> [What you should do]: Collect every line below that contains the word "rgba".

> [Record excerpts]:
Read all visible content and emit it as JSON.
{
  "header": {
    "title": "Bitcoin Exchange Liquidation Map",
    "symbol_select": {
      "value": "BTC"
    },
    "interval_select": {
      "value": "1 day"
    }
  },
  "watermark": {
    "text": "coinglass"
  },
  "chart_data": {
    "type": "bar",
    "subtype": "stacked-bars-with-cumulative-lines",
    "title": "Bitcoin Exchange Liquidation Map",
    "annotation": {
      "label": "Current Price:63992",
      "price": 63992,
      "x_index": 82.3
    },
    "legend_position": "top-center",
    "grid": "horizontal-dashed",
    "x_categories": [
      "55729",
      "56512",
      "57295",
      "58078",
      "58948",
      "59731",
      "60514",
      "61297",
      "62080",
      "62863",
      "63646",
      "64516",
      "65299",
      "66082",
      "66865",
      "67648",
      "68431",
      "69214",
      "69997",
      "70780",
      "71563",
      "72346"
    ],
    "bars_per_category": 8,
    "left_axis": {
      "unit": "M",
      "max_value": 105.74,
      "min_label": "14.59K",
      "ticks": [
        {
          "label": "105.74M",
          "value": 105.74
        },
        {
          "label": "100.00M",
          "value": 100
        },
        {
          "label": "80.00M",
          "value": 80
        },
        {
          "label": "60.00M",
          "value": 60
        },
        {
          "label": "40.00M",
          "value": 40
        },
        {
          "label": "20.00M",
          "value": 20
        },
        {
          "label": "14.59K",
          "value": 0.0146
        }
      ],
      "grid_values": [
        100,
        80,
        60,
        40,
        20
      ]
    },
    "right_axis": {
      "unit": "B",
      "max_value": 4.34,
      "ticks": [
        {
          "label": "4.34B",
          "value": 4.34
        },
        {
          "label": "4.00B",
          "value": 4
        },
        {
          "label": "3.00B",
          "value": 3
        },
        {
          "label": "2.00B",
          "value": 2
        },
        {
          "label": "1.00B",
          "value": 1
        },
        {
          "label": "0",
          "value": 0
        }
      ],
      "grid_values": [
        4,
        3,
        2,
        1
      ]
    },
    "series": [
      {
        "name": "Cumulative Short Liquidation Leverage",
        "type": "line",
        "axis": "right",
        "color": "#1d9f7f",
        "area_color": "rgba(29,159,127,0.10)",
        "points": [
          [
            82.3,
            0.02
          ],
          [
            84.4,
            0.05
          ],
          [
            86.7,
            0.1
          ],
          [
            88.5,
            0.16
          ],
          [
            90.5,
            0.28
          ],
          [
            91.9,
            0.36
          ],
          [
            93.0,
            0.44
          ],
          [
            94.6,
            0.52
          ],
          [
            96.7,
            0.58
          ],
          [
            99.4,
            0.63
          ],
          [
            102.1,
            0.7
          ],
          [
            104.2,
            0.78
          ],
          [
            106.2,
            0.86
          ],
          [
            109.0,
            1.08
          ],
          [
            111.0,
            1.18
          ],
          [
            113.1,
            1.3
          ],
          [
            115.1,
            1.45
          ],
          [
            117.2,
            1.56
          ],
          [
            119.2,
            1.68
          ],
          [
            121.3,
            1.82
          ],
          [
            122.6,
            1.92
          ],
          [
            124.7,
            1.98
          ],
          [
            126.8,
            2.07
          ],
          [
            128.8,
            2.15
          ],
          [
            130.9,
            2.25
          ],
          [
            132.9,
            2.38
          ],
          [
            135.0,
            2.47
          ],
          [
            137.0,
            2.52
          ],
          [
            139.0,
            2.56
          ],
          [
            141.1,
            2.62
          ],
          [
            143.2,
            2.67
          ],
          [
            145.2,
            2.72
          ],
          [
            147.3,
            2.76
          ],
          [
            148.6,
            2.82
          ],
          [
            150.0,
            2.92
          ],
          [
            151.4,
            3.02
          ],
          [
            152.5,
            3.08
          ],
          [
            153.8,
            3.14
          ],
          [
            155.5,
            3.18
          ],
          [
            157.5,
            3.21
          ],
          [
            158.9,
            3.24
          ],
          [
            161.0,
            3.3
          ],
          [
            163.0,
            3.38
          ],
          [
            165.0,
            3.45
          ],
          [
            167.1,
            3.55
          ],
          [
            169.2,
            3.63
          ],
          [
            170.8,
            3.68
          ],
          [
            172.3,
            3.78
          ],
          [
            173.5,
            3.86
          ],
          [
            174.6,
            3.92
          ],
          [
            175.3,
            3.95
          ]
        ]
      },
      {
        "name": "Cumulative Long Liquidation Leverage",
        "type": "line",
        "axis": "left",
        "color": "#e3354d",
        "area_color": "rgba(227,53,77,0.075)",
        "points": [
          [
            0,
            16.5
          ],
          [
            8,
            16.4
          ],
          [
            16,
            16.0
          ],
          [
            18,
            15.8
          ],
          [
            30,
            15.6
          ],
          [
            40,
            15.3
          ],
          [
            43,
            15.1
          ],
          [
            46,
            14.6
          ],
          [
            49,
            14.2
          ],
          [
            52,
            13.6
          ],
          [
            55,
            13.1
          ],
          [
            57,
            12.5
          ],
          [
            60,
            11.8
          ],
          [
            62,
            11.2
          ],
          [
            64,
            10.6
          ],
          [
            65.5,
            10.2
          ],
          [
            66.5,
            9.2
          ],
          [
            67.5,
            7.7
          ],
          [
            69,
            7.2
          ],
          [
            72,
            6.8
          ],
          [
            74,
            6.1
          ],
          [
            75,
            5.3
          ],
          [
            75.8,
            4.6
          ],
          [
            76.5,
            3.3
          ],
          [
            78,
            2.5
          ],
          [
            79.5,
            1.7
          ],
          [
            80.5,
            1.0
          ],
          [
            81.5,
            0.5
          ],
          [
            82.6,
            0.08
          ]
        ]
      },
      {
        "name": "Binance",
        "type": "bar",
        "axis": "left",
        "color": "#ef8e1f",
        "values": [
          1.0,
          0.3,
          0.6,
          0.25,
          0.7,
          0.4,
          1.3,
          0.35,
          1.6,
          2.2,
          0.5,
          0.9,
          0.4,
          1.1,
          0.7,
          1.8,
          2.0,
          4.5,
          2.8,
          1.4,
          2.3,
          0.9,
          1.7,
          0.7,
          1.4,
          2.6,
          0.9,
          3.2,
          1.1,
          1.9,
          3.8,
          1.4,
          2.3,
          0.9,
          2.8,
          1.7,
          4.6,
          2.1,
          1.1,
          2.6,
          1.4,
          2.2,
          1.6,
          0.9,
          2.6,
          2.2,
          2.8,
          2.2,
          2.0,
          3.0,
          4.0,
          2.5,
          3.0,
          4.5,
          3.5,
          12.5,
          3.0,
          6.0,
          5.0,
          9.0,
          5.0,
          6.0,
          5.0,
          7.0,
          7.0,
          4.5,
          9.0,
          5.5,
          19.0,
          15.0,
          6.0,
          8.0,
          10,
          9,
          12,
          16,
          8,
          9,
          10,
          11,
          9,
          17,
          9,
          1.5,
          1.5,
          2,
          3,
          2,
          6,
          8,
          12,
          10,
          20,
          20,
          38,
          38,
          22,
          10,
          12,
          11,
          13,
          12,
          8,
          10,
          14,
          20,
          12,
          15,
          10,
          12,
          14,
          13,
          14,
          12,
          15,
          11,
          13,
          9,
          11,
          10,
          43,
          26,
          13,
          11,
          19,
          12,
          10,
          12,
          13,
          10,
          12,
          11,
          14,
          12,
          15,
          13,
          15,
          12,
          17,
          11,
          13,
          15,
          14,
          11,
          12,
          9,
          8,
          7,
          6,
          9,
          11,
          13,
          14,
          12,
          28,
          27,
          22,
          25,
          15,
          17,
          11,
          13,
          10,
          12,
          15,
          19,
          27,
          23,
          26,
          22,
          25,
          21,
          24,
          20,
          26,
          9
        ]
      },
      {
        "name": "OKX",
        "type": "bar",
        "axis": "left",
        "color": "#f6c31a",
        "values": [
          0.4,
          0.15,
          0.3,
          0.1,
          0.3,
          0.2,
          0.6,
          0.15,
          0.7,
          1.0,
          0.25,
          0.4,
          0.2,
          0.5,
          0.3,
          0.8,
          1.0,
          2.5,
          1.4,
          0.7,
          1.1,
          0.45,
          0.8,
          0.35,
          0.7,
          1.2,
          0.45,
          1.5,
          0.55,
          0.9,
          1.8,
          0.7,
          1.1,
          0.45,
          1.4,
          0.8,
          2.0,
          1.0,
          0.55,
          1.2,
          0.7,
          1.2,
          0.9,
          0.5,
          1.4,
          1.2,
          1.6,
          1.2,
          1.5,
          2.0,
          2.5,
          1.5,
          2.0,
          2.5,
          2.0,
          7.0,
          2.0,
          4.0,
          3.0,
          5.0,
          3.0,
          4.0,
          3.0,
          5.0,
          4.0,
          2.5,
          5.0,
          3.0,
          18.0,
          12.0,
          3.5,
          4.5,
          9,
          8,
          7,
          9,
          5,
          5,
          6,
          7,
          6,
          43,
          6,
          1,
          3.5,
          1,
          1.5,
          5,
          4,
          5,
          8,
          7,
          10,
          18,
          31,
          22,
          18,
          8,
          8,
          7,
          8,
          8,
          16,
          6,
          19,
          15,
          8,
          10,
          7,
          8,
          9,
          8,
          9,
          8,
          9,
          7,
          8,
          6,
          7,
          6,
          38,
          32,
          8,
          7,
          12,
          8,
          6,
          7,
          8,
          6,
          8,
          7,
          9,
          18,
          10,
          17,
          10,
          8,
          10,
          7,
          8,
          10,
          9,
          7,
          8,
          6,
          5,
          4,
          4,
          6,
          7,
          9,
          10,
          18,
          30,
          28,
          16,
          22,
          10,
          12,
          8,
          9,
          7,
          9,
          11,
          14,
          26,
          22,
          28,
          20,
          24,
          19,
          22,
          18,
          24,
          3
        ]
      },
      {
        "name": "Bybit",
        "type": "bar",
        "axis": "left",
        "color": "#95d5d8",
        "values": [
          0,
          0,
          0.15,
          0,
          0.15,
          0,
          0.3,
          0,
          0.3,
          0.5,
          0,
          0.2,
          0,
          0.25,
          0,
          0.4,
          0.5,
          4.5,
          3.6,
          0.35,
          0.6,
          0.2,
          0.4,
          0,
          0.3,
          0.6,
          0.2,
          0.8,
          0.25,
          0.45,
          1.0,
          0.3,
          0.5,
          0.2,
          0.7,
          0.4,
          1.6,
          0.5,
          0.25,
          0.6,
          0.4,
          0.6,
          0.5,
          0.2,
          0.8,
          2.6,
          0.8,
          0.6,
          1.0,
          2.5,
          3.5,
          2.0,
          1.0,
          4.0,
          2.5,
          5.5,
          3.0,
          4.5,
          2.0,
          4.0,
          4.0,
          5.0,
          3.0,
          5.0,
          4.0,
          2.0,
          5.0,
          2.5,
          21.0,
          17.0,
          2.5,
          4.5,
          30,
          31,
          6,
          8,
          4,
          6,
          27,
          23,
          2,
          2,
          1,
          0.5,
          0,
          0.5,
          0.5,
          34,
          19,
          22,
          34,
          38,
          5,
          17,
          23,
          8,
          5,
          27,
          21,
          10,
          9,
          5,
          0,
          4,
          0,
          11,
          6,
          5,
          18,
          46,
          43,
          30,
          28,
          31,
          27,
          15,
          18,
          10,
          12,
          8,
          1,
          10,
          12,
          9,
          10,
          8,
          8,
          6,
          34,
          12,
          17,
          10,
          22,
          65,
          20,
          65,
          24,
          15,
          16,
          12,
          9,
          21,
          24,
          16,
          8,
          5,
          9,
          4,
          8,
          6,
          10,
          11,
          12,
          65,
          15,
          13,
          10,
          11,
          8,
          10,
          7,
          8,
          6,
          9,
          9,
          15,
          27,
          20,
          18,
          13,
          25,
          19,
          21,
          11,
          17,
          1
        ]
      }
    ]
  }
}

> [Task response]:
        "area_color": "rgba(29,159,127,0.10)",
        "area_color": "rgba(227,53,77,0.075)",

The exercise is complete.